begin Input data

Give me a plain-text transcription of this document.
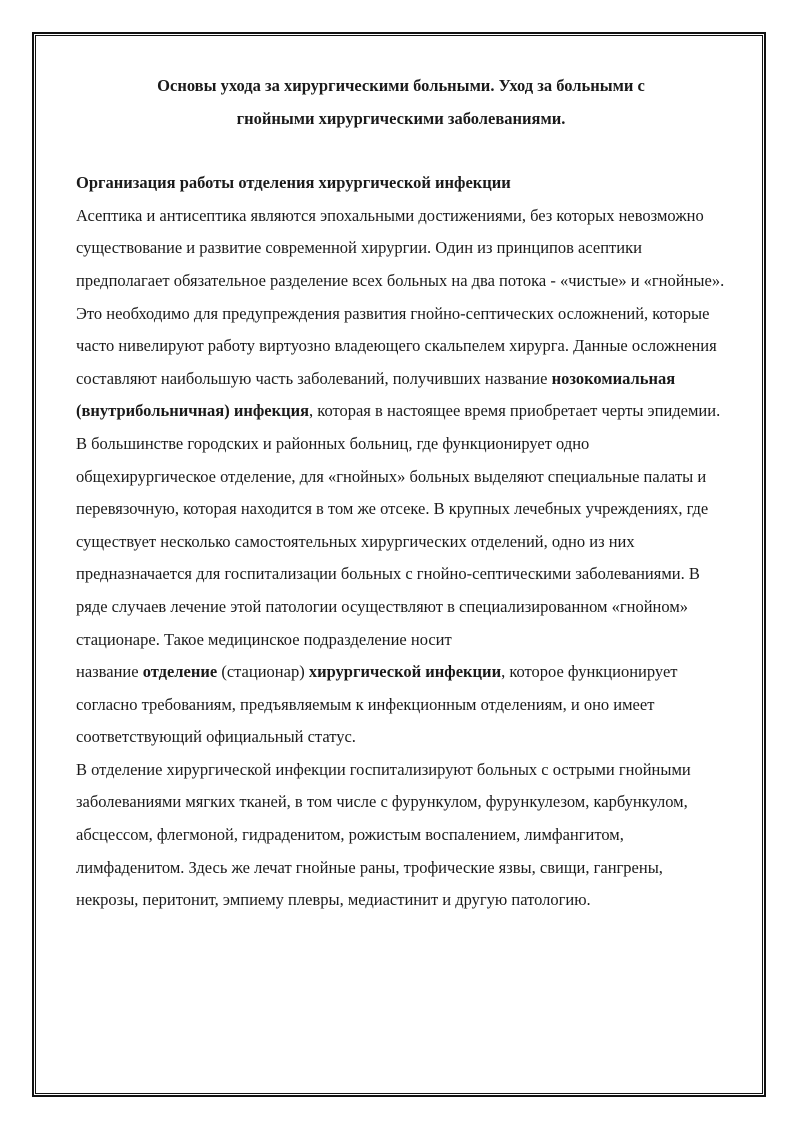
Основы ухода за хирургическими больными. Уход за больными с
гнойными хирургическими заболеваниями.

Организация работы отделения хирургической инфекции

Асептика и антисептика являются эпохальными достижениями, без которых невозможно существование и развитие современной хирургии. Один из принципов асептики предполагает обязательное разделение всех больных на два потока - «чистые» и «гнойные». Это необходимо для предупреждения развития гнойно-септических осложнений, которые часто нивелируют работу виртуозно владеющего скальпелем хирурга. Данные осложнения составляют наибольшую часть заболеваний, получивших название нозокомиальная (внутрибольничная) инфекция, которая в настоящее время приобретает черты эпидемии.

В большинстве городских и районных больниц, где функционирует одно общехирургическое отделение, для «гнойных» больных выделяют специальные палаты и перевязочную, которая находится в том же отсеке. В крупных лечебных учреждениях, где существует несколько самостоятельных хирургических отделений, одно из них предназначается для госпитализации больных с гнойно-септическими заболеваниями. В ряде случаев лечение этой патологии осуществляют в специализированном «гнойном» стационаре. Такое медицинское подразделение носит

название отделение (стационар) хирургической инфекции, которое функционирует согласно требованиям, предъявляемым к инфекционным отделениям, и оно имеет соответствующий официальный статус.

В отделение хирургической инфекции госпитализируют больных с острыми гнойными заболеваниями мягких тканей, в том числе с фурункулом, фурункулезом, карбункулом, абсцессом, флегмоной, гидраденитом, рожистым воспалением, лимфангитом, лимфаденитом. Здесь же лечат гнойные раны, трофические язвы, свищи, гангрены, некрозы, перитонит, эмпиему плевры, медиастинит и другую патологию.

end Input data

All records above are to be printed exactly, minus the pictures they contain.

Give me a plain-text transcription of this document.
Основы ухода за хирургическими больными. Уход за больными с
гнойными хирургическими заболеваниями.

Организация работы отделения хирургической инфекции

Асептика и антисептика являются эпохальными достижениями, без которых невозможно существование и развитие современной хирургии. Один из принципов асептики предполагает обязательное разделение всех больных на два потока - «чистые» и «гнойные». Это необходимо для предупреждения развития гнойно-септических осложнений, которые часто нивелируют работу виртуозно владеющего скальпелем хирурга. Данные осложнения составляют наибольшую часть заболеваний, получивших название нозокомиальная (внутрибольничная) инфекция, которая в настоящее время приобретает черты эпидемии.

В большинстве городских и районных больниц, где функционирует одно общехирургическое отделение, для «гнойных» больных выделяют специальные палаты и перевязочную, которая находится в том же отсеке. В крупных лечебных учреждениях, где существует несколько самостоятельных хирургических отделений, одно из них предназначается для госпитализации больных с гнойно-септическими заболеваниями. В ряде случаев лечение этой патологии осуществляют в специализированном «гнойном» стационаре. Такое медицинское подразделение носит

название отделение (стационар) хирургической инфекции, которое функционирует согласно требованиям, предъявляемым к инфекционным отделениям, и оно имеет соответствующий официальный статус.

В отделение хирургической инфекции госпитализируют больных с острыми гнойными заболеваниями мягких тканей, в том числе с фурункулом, фурункулезом, карбункулом, абсцессом, флегмоной, гидраденитом, рожистым воспалением, лимфангитом, лимфаденитом. Здесь же лечат гнойные раны, трофические язвы, свищи, гангрены, некрозы, перитонит, эмпиему плевры, медиастинит и другую патологию.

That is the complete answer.